Dataset content:
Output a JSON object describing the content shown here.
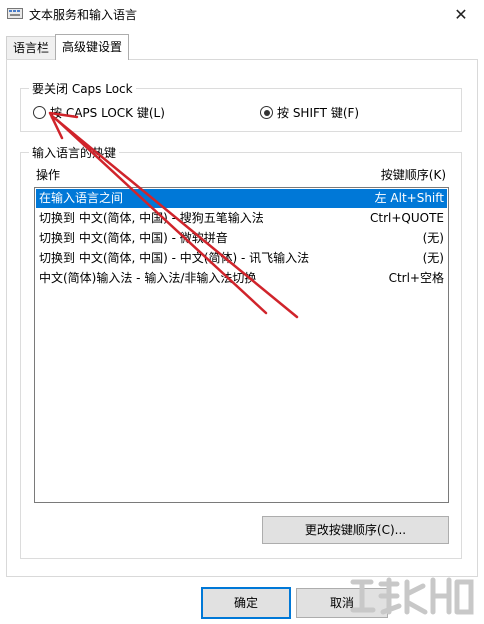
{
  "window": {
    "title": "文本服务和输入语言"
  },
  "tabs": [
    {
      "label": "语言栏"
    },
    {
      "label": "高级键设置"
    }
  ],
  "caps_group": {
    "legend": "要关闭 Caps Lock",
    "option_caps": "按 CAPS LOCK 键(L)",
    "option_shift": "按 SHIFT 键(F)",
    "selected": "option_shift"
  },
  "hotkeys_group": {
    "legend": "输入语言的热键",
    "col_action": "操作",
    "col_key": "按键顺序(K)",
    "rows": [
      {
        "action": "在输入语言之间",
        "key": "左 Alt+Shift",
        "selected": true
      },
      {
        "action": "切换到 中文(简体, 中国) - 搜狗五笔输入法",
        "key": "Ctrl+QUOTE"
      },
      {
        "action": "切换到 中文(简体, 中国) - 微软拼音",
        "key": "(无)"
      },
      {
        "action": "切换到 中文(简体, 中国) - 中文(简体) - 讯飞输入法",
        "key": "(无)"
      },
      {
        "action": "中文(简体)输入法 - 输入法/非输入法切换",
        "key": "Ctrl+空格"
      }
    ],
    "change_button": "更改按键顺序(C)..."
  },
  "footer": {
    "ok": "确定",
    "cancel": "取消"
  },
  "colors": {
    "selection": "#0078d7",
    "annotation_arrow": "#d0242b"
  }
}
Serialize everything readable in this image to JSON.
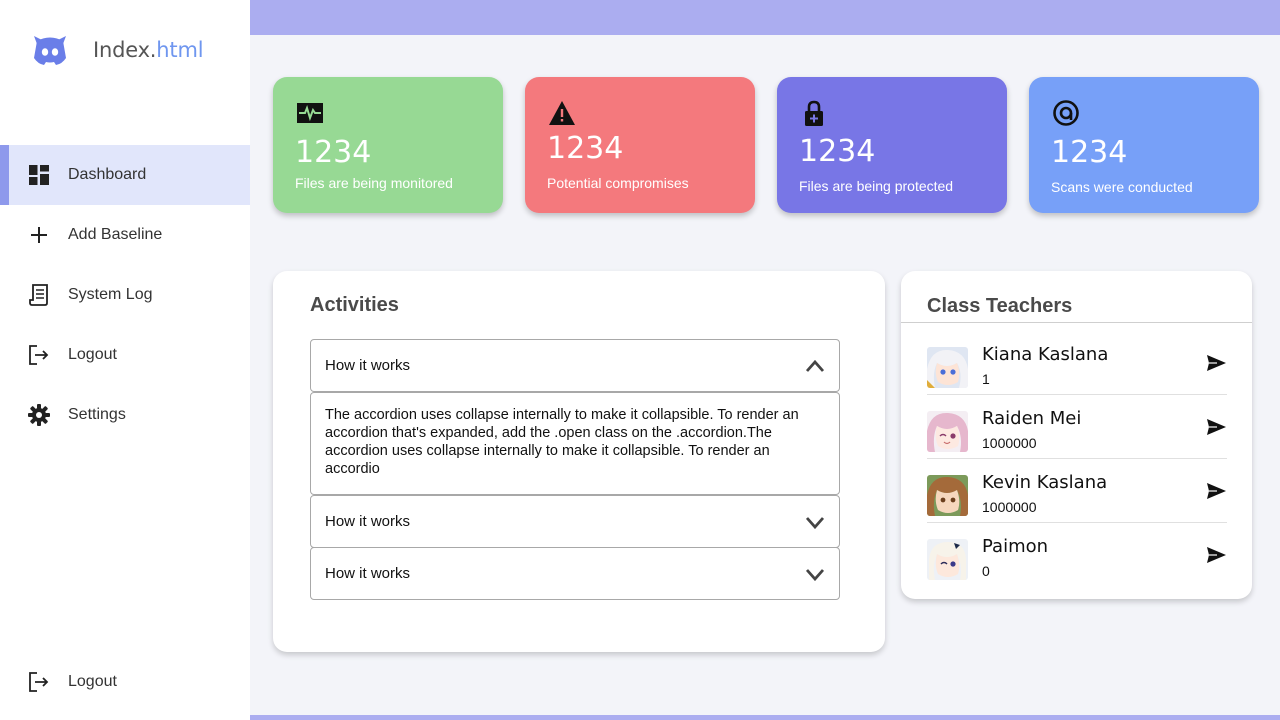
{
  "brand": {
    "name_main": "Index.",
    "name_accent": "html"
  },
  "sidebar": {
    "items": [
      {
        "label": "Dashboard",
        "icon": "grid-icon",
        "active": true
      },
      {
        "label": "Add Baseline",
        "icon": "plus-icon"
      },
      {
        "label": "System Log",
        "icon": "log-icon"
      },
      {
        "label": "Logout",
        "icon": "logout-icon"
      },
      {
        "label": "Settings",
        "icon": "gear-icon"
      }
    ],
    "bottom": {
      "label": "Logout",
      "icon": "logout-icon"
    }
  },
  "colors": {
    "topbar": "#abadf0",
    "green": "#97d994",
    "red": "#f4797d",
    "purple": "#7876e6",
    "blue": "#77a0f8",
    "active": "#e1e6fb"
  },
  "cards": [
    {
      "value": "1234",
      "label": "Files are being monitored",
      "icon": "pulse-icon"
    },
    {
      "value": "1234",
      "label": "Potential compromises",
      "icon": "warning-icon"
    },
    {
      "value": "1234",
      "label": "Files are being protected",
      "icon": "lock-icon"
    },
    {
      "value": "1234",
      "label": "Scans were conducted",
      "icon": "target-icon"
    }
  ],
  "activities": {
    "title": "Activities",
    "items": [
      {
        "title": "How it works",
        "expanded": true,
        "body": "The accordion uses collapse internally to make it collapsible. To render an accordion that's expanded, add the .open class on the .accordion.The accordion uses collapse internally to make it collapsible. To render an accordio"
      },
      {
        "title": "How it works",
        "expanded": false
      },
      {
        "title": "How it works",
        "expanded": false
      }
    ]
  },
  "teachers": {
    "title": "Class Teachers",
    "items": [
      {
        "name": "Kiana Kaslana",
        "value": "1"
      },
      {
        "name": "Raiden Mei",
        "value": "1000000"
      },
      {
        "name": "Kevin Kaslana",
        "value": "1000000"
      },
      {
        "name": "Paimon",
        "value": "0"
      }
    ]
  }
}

--

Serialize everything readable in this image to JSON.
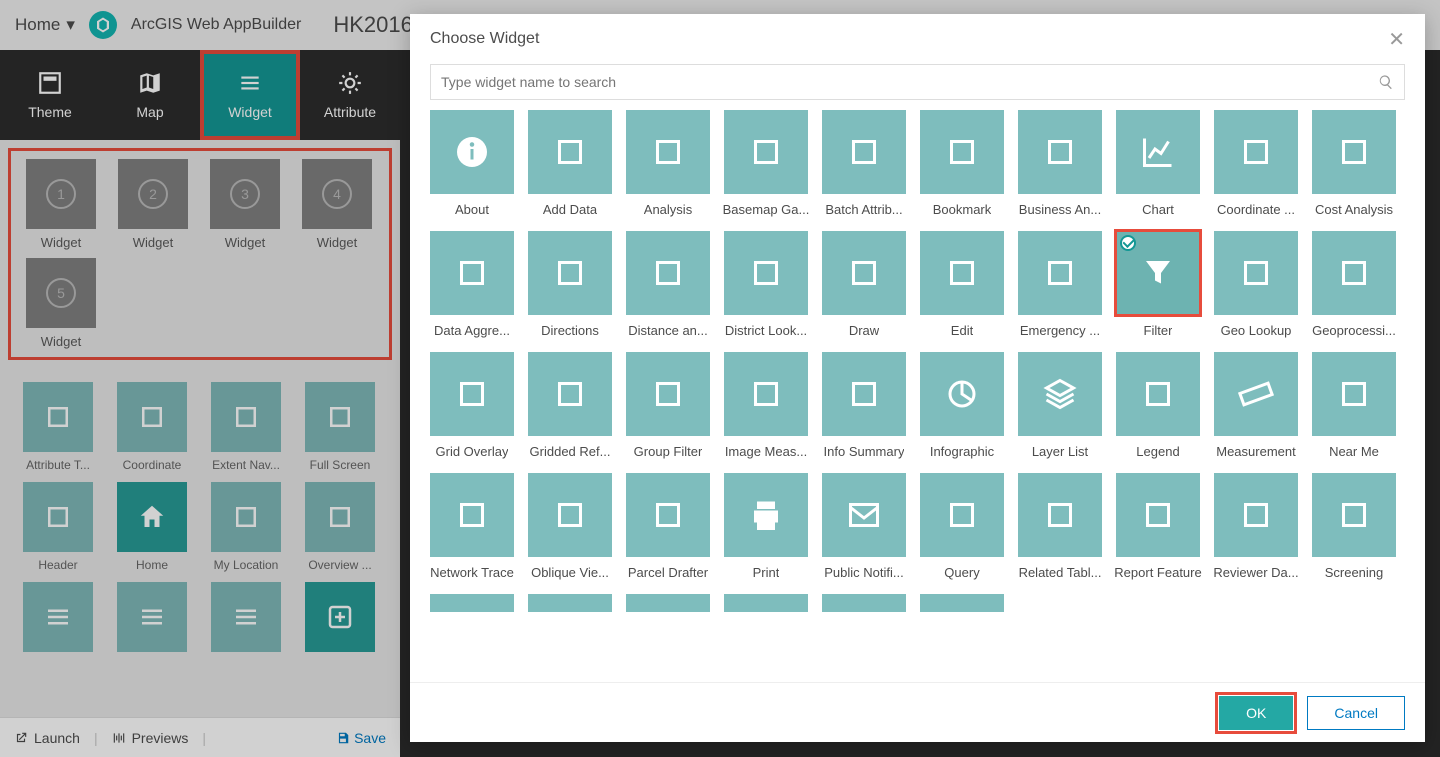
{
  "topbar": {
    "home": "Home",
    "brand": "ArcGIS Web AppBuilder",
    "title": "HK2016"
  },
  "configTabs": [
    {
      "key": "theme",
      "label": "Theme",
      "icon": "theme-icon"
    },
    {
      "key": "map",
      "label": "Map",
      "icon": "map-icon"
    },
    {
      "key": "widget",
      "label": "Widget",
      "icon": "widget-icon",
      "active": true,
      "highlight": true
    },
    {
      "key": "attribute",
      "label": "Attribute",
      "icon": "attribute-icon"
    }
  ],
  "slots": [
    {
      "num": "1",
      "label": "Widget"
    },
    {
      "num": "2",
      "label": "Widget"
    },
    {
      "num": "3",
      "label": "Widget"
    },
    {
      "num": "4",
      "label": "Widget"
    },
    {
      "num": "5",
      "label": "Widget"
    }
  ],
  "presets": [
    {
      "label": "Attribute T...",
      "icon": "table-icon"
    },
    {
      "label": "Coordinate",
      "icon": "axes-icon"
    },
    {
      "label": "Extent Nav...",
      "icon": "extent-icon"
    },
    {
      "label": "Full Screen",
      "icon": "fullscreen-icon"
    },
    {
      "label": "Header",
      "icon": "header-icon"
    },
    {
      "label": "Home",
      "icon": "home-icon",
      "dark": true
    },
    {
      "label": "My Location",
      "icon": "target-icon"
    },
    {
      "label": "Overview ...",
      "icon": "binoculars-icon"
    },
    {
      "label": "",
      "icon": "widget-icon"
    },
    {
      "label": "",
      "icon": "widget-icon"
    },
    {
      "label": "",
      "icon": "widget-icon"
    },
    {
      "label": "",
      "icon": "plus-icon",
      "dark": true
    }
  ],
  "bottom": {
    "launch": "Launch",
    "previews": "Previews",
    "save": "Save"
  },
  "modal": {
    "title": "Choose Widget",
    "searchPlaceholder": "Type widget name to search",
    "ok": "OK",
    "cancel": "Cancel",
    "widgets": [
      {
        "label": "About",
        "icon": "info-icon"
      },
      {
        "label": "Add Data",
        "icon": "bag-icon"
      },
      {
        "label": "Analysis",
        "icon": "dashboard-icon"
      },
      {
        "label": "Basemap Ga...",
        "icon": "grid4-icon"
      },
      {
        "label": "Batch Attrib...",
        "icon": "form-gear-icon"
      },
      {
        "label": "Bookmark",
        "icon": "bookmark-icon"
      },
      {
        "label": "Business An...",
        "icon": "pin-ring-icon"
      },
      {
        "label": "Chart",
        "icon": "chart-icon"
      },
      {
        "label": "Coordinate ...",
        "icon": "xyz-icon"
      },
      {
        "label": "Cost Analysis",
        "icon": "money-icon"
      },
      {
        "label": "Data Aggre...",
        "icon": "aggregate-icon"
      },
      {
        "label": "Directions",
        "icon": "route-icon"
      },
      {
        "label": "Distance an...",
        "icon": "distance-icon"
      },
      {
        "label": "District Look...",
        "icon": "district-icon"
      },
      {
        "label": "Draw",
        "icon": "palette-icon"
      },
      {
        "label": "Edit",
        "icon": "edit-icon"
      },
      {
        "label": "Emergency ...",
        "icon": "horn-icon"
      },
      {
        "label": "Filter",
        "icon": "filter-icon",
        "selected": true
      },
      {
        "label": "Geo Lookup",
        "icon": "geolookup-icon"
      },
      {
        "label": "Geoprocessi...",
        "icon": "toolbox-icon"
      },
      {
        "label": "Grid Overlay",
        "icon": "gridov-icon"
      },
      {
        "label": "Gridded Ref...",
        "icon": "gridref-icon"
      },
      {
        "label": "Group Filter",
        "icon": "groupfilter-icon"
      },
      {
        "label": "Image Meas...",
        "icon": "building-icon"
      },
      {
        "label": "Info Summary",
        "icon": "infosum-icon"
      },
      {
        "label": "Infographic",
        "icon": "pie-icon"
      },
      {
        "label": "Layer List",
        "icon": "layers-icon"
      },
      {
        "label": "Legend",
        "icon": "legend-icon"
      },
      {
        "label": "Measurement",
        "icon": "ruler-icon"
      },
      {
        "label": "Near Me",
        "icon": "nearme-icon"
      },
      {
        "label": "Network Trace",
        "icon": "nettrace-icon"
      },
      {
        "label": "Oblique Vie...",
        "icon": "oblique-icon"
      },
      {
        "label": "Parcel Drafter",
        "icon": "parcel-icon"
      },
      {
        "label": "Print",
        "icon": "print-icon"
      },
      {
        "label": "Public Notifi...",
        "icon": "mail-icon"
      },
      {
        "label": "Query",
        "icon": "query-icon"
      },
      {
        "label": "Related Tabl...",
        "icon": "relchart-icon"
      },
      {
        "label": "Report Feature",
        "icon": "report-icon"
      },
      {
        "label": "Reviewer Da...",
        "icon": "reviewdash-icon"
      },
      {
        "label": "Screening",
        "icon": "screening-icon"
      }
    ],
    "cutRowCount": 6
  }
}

To be done: Look for the word "title" and return every line where it occurs.

Result of the task:
    "title": "文本服务和输入语言"
    "title": "Activities",
        "title": "How it works",
        "title": "How it works",
        "title": "How it works",
    "title": "Class Teachers",
    "title": "HK2016"
    "title": "Choose Widget",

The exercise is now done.